TO BE DONE: What lines of the data include the string "paid"? Copy them all.

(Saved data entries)
(begin)
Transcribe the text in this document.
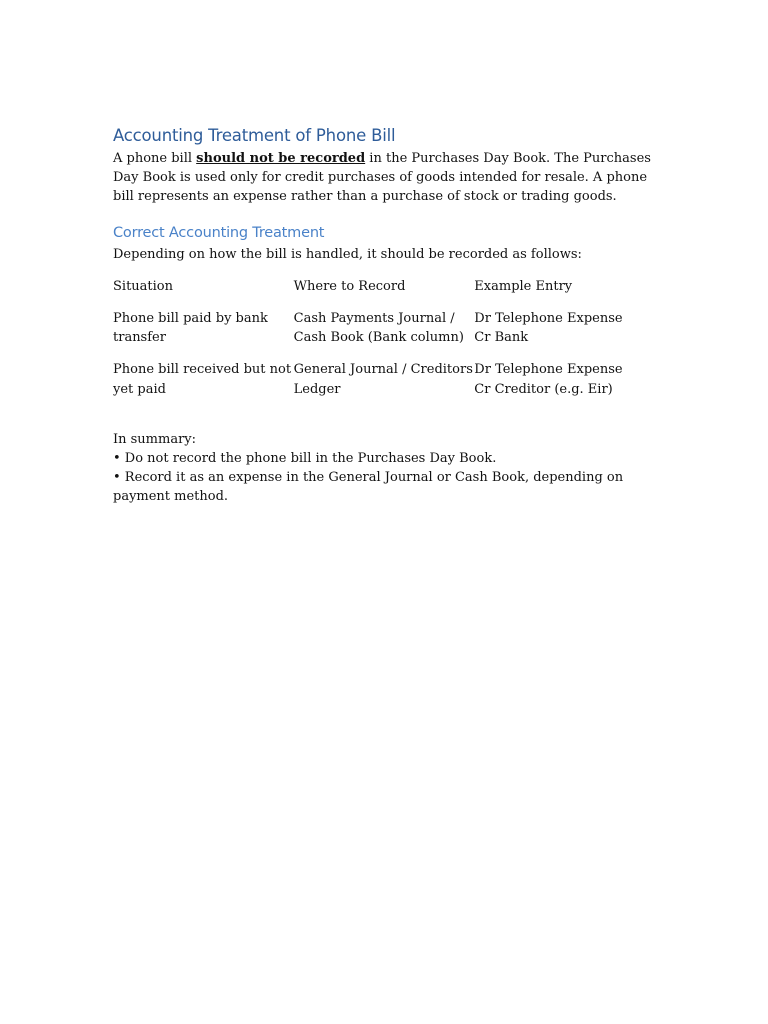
Accounting Treatment of Phone Bill

A phone bill should not be recorded in the Purchases Day Book. The Purchases Day Book is used only for credit purchases of goods intended for resale. A phone bill represents an expense rather than a purchase of stock or trading goods.

Correct Accounting Treatment

Depending on how the bill is handled, it should be recorded as follows:

Situation	Where to Record	Example Entry
Phone bill paid by bank transfer	Cash Payments Journal / Cash Book (Bank column)	Dr Telephone Expense
Cr Bank

Phone bill received but not yet paid	General Journal / Creditors Ledger	Dr Telephone Expense
Cr Creditor (e.g. Eir)

In summary:

• Do not record the phone bill in the Purchases Day Book.

• Record it as an expense in the General Journal or Cash Book, depending on payment method.
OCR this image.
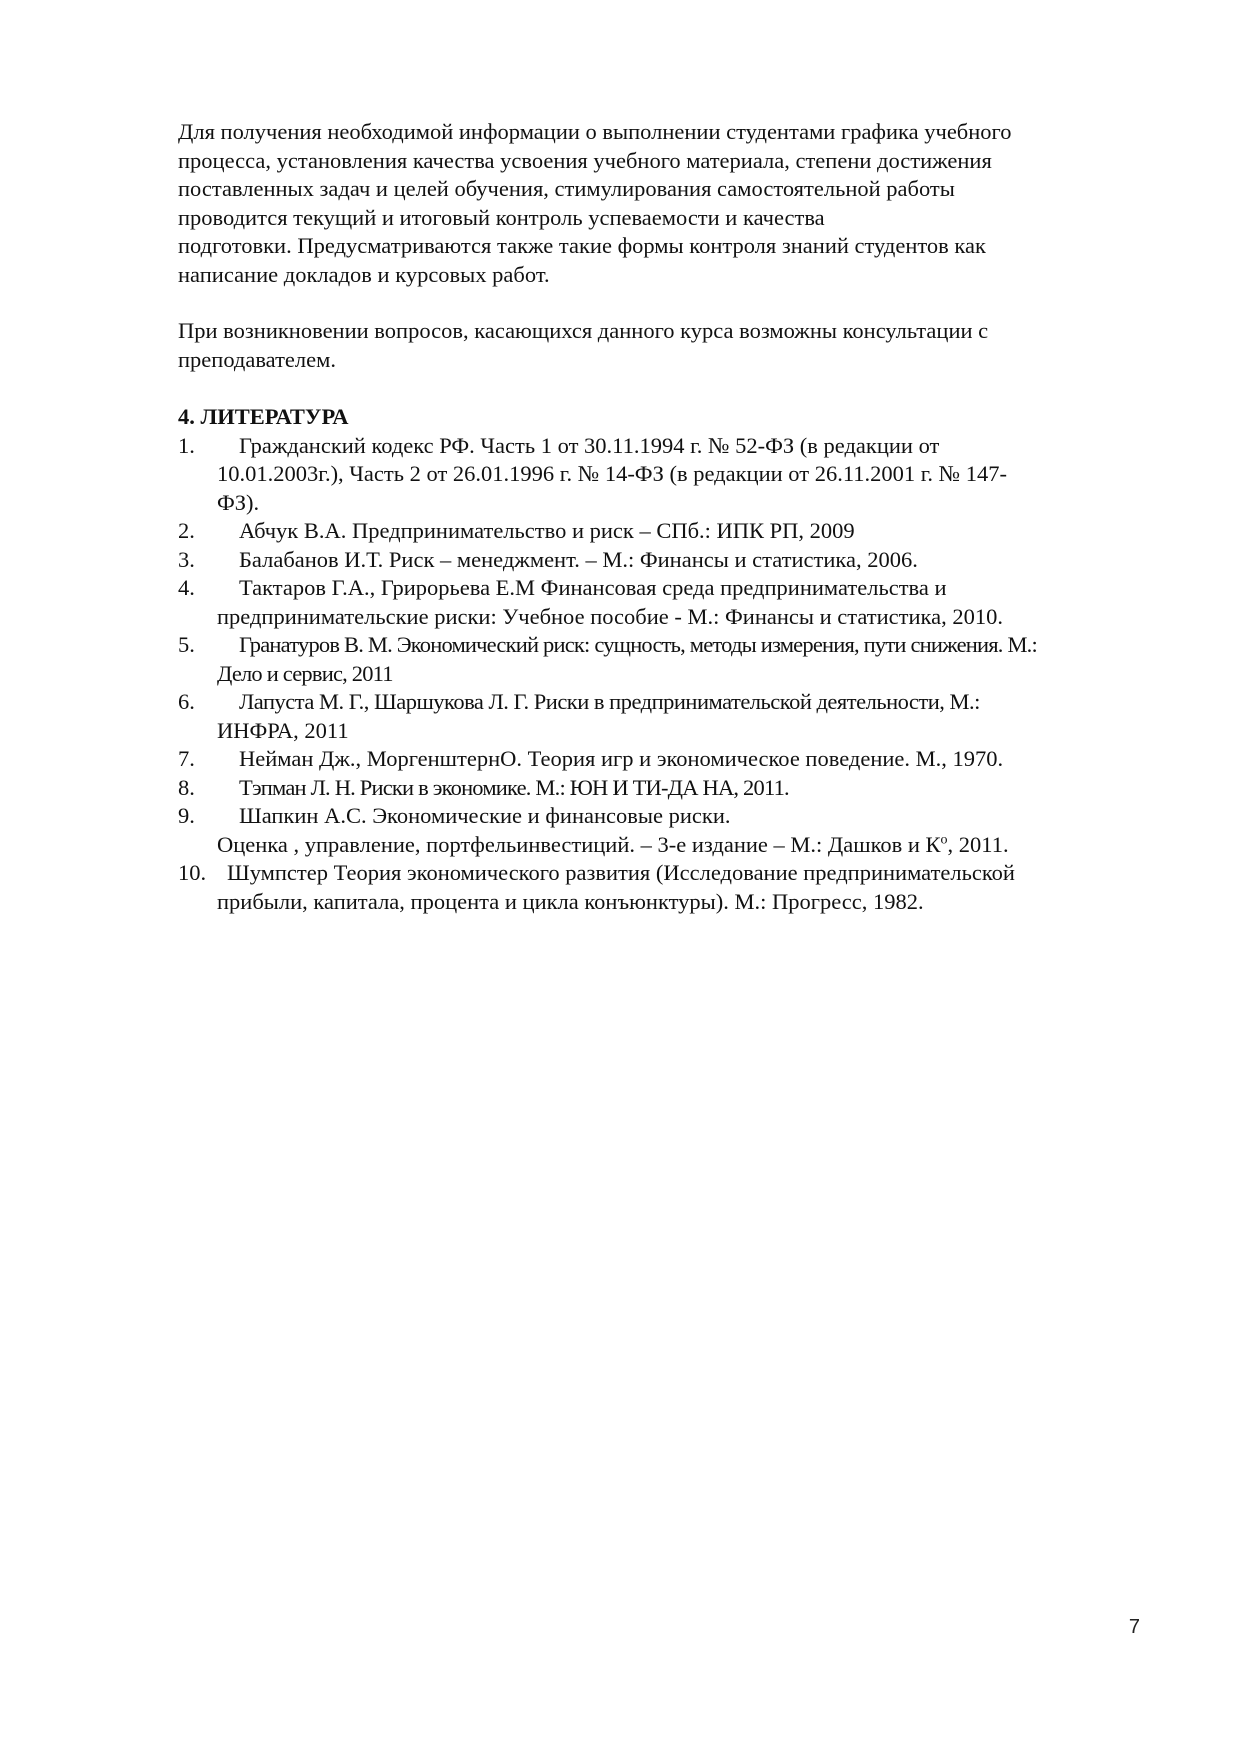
Для получения необходимой информации о выполнении студентами графика учебного
процесса, установления качества усвоения учебного материала, степени достижения
поставленных задач и целей обучения, стимулирования самостоятельной работы
проводится текущий и итоговый контроль успеваемости и качества
подготовки. Предусматриваются также такие формы контроля знаний студентов как
написание докладов и курсовых работ.
При возникновении вопросов, касающихся данного курса возможны консультации с
преподавателем.

4. ЛИТЕРАТУРА

1.	Гражданский кодекс РФ. Часть 1 от 30.11.1994 г. № 52-ФЗ (в редакции от
10.01.2003г.), Часть 2 от 26.01.1996 г. № 14-ФЗ (в редакции от 26.11.2001 г. № 147-
ФЗ).
2.	Абчук В.А. Предпринимательство и риск – СПб.: ИПК РП, 2009
3.	Балабанов И.Т. Риск – менеджмент. – М.: Финансы и статистика, 2006.
4.	Тактаров Г.А., Грирорьева Е.М Финансовая среда предпринимательства и
предпринимательские риски: Учебное пособие - М.: Финансы и статистика, 2010.
5.	Гранатуров В. М. Экономический риск: сущность, методы измерения, пути снижения. М.:
Дело и сервис, 2011
6.	Лапуста М. Г., Шаршукова Л. Г. Риски в предпринимательской деятельности, М.:
ИНФРА, 2011
7.	Нейман Дж., МоргенштернО. Теория игр и экономическое поведение. М., 1970.
8.	Тэпман Л. Н. Риски в экономике. М.: ЮН И ТИ-ДА НА, 2011.
9.	Шапкин А.С. Экономические и финансовые риски.
Оценка , управление, портфельинвестиций. – 3-е издание – М.: Дашков и $К^о$, 2011.
10. Шумпстер Теория экономического развития (Исследование предпринимательской
прибыли, капитала, процента и цикла конъюнктуры). М.: Прогресс, 1982.
7
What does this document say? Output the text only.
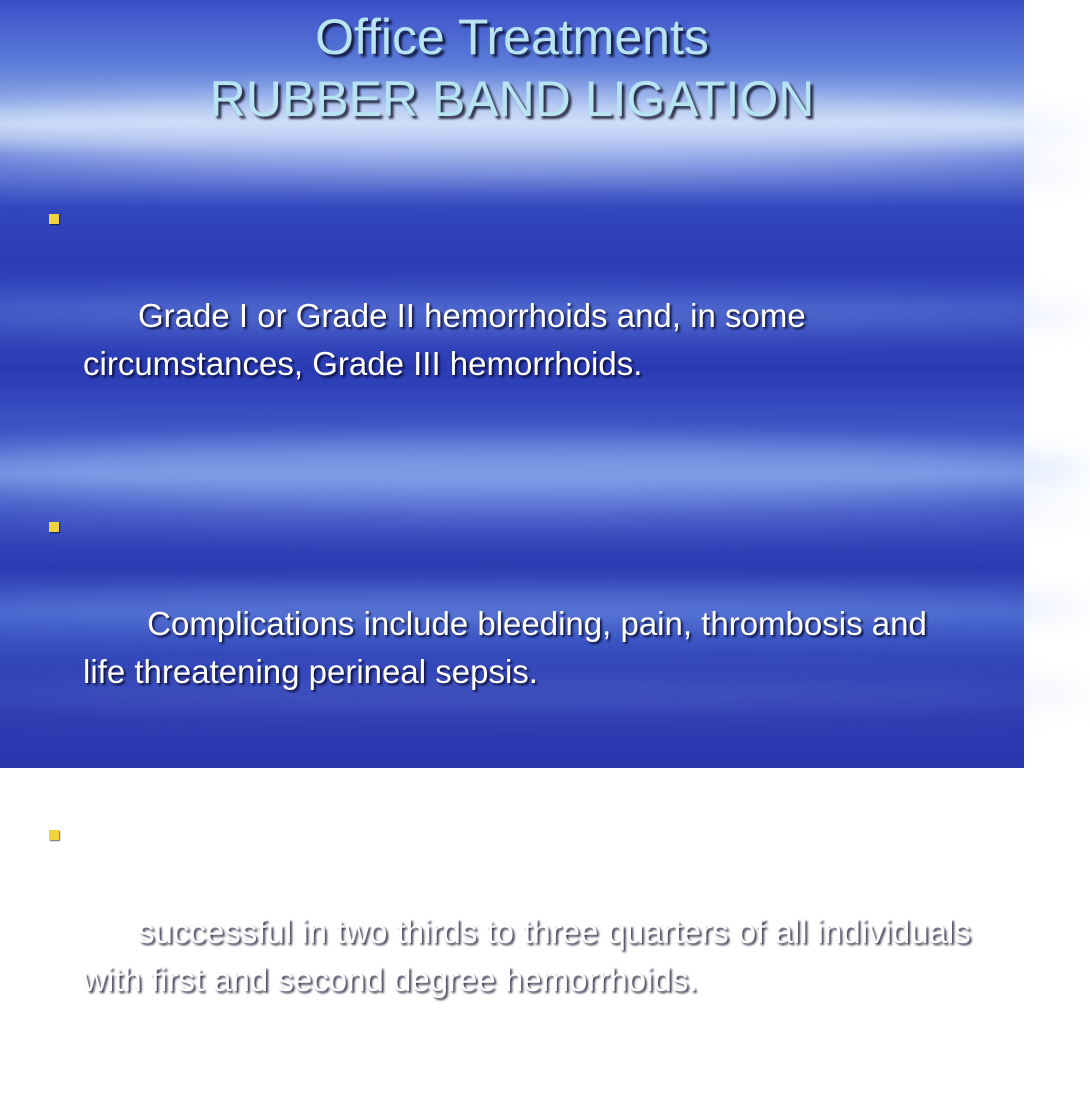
Office Treatments
RUBBER BAND LIGATION

Grade I or Grade II hemorrhoids and, in some circumstances, Grade III hemorrhoids.

Complications include bleeding, pain, thrombosis and life threatening perineal sepsis.

successful in two thirds to three quarters of all individuals with first and second degree hemorrhoids.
(end)
SOLUTION FOR THIS EXERCISE:
Phone bill paid by bank transfer	Cash Payments Journal / Cash Book (Bank column)	Dr Telephone Expense
Phone bill received but not yet paid	General Journal / Creditors Ledger	Dr Telephone Expense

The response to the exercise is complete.